** BEGIN Dataset records **
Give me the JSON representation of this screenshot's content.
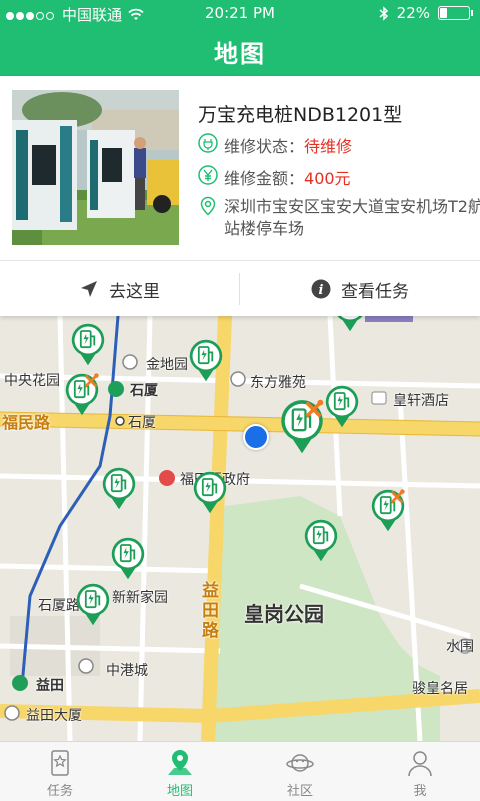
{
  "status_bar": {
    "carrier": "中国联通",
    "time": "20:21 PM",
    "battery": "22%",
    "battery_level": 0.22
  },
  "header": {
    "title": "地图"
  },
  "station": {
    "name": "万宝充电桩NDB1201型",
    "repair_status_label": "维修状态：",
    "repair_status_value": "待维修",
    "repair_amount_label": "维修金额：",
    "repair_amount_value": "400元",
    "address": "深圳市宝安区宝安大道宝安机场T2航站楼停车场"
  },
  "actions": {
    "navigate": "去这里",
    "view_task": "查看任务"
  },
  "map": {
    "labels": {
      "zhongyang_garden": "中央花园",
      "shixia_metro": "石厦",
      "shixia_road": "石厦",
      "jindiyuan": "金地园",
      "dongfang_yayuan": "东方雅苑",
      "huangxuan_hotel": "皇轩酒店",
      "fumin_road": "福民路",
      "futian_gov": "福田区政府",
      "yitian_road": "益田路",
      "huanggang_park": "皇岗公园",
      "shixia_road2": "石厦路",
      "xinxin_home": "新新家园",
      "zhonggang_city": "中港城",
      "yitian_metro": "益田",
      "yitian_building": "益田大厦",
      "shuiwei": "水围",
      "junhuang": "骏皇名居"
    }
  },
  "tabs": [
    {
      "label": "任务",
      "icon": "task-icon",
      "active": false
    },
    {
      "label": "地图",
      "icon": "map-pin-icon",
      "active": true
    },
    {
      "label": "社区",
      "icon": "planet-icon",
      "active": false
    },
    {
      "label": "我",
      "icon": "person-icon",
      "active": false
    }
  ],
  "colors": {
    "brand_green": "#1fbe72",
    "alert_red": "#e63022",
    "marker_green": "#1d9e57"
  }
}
** END Dataset records **
* _Written request_
Tell how many lines of the material above hold "icon", answering with a bare number.

* _Full output_
4